Records from a collection
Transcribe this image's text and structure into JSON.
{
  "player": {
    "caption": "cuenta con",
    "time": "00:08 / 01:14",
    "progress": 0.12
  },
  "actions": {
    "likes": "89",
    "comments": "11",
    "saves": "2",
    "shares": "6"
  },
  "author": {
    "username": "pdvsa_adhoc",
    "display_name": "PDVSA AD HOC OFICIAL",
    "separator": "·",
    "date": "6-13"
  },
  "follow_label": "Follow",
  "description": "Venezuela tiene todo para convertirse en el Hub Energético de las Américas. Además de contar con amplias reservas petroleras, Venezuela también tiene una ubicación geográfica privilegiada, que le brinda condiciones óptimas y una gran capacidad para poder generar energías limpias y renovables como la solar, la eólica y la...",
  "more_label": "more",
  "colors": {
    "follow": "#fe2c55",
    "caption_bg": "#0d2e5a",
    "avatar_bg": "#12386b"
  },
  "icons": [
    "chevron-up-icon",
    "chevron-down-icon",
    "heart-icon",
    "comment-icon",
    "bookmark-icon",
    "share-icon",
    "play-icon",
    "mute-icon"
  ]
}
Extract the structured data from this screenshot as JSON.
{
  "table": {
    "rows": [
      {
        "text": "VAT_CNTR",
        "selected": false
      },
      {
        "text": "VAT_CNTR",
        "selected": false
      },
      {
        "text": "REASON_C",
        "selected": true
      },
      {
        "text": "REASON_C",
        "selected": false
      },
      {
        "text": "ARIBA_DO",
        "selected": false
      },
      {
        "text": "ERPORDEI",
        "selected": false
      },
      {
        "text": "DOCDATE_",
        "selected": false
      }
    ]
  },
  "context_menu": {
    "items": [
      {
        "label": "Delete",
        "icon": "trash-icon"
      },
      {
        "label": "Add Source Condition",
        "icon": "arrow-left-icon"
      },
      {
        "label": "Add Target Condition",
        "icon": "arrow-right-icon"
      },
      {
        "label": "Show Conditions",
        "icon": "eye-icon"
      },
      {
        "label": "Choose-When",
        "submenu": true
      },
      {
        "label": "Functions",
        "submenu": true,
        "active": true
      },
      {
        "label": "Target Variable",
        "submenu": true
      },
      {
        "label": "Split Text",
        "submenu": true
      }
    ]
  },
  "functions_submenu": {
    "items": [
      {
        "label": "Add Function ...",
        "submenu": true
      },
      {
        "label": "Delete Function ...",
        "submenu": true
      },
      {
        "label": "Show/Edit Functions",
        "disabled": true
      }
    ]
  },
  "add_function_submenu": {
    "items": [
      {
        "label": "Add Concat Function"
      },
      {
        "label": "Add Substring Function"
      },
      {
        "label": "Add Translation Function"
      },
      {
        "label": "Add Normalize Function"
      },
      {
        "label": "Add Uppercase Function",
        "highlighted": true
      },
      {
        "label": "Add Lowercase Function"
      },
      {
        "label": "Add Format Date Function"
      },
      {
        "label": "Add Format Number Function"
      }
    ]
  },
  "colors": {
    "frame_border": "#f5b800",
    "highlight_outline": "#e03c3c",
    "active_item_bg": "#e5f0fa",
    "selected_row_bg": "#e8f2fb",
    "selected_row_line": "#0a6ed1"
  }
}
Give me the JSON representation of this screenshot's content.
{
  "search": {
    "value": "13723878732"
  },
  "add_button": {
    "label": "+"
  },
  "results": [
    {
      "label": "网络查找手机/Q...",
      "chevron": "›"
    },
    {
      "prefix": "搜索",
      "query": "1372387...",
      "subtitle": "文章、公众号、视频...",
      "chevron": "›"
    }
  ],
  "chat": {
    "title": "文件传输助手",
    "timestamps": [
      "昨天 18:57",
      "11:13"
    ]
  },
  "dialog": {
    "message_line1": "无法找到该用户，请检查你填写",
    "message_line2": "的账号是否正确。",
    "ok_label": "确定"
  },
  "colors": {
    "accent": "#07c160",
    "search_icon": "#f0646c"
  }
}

● OBJECTIVE: Filter the records above and return every line that holds the word "Target".

● REPLY TO THE EXERCISE:
        "label": "Add Target Condition",
        "label": "Target Variable",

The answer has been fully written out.